• Listing:
— start —
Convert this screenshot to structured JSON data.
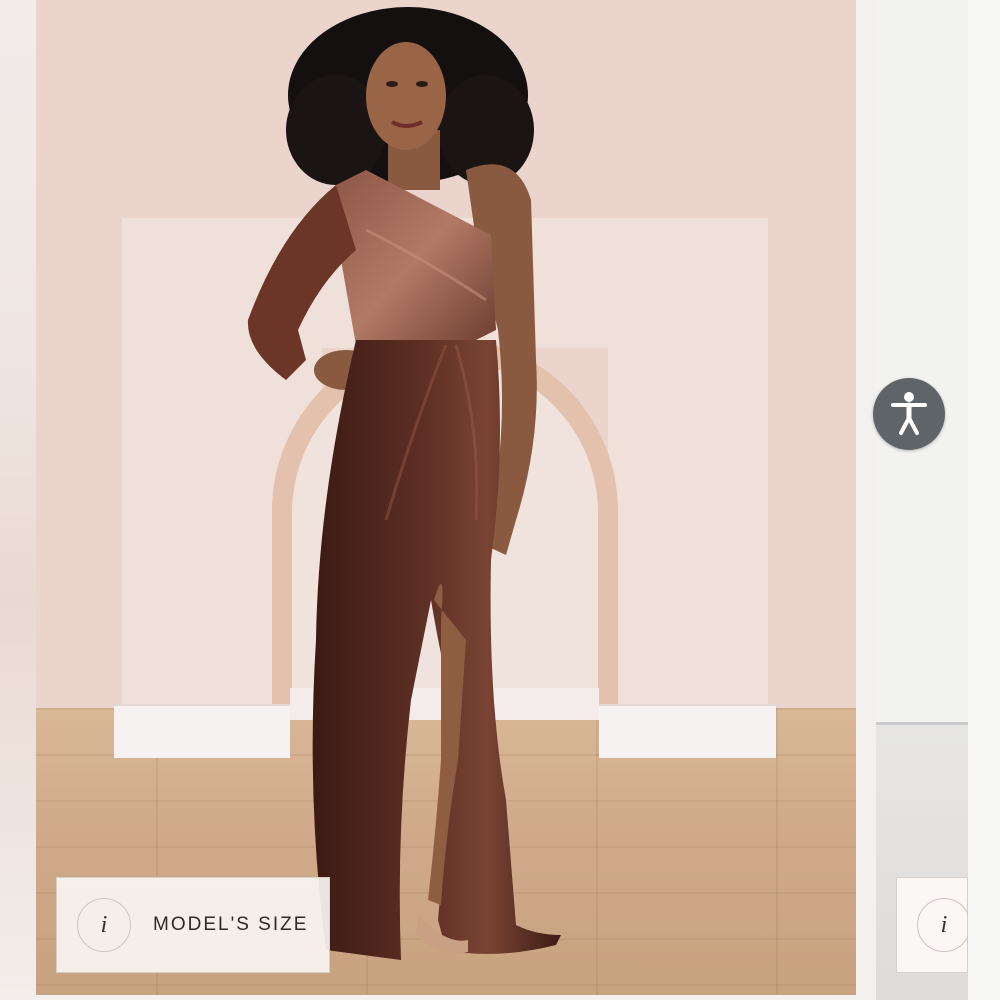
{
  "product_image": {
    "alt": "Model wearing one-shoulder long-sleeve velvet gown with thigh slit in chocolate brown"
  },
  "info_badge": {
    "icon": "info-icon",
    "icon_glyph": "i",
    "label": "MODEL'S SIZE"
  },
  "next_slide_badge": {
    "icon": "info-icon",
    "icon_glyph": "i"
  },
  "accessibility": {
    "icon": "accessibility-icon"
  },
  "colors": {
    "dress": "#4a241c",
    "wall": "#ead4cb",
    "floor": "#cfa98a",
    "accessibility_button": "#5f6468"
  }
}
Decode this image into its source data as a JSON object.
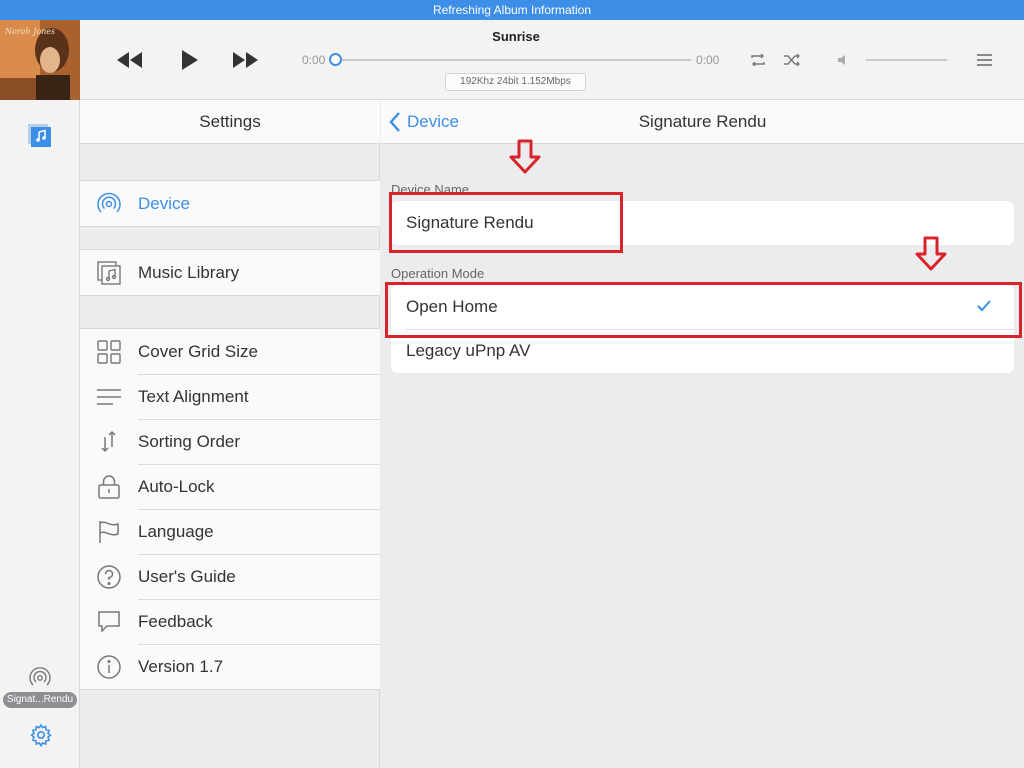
— end —
— start —
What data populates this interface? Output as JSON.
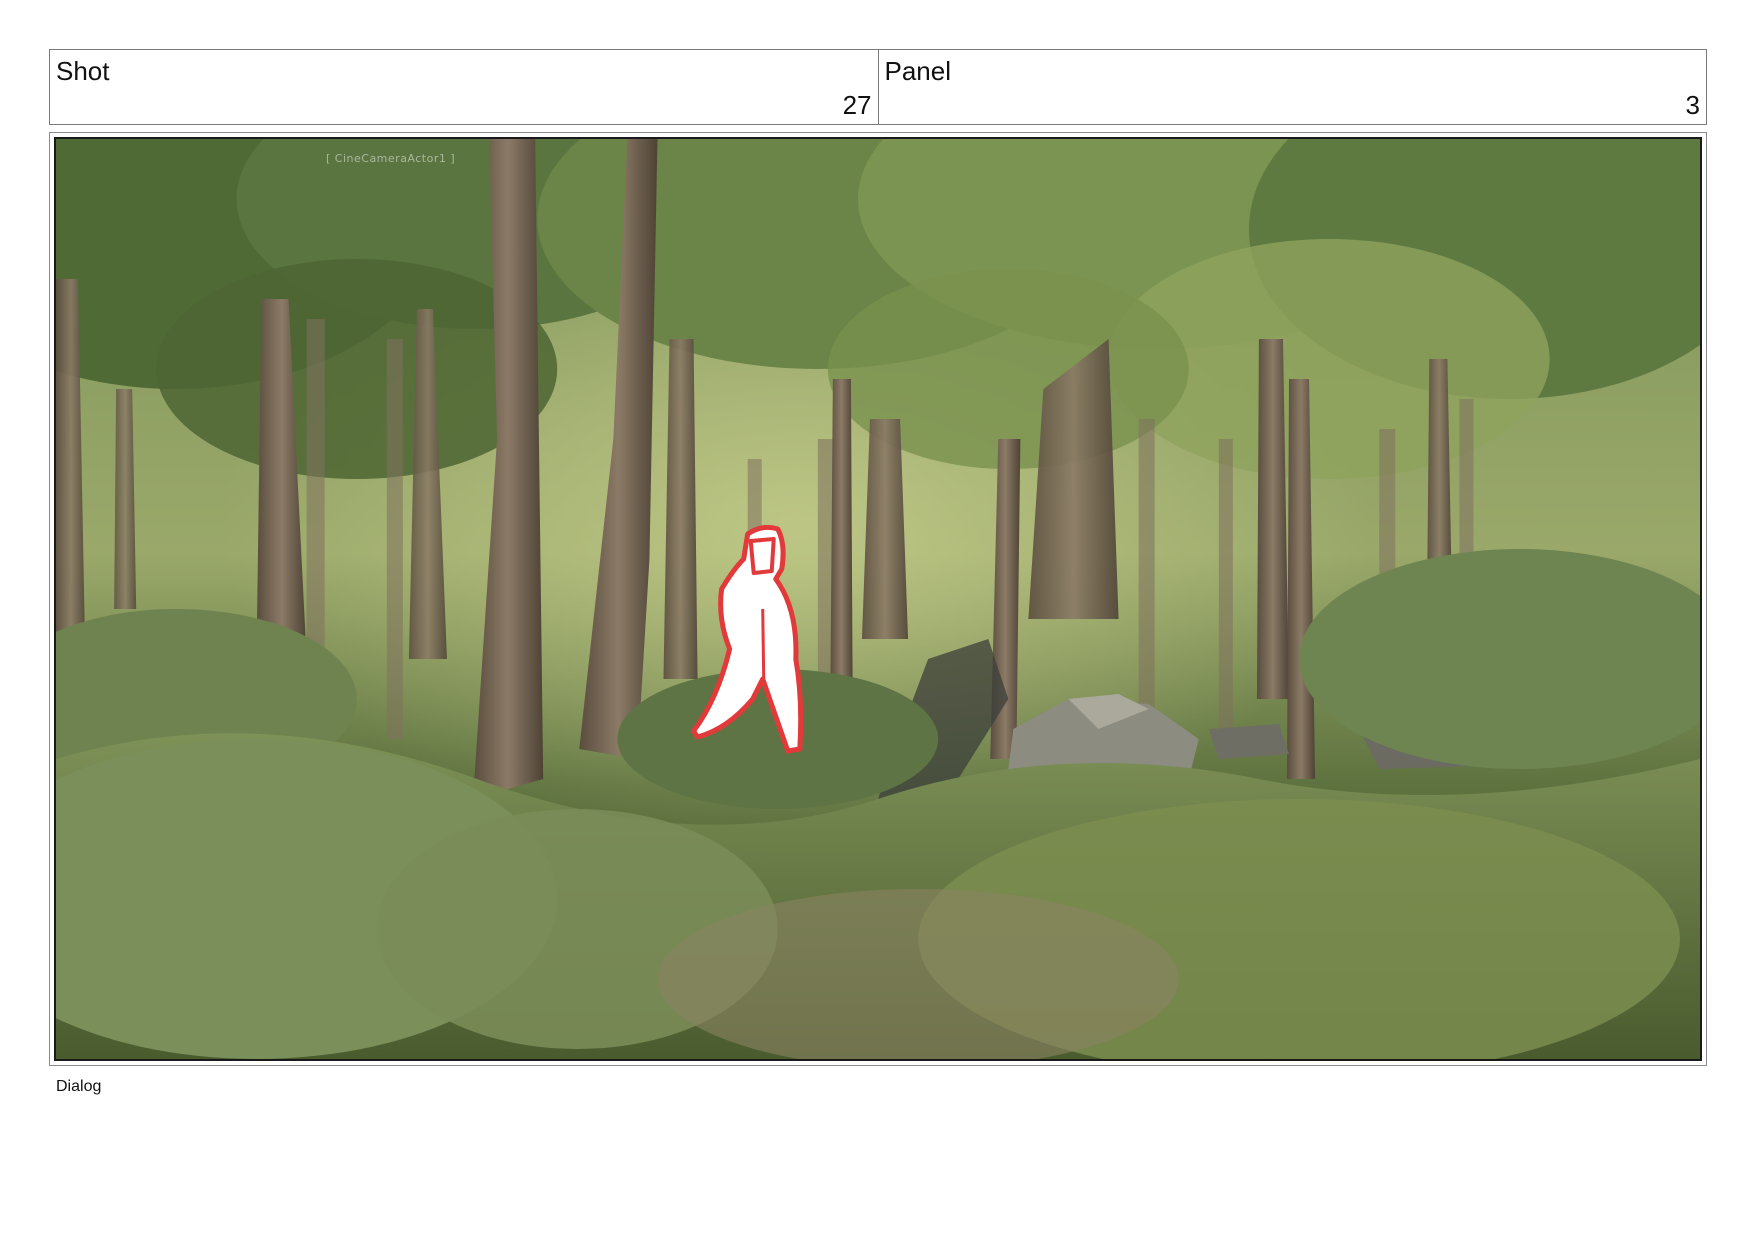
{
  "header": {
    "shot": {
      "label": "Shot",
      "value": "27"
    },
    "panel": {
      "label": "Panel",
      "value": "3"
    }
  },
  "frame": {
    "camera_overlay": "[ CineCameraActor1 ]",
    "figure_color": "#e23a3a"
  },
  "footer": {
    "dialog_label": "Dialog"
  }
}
— end —
• What this task involves:
Return exactly the lines from the one with "Convert this screenshot" to the one with "Decode this image", inclusive, and nothing else; skip the pictures.

• Answer for the task:
Convert this screenshot to structured JSON data.
{
  "product_image": {
    "alt": "Model wearing one-shoulder long-sleeve velvet gown with thigh slit in chocolate brown"
  },
  "info_badge": {
    "icon": "info-icon",
    "icon_glyph": "i",
    "label": "MODEL'S SIZE"
  },
  "next_slide_badge": {
    "icon": "info-icon",
    "icon_glyph": "i"
  },
  "accessibility": {
    "icon": "accessibility-icon"
  },
  "colors": {
    "dress": "#4a241c",
    "wall": "#ead4cb",
    "floor": "#cfa98a",
    "accessibility_button": "#5f6468"
  }
}
Decode this image into its source data as a JSON object.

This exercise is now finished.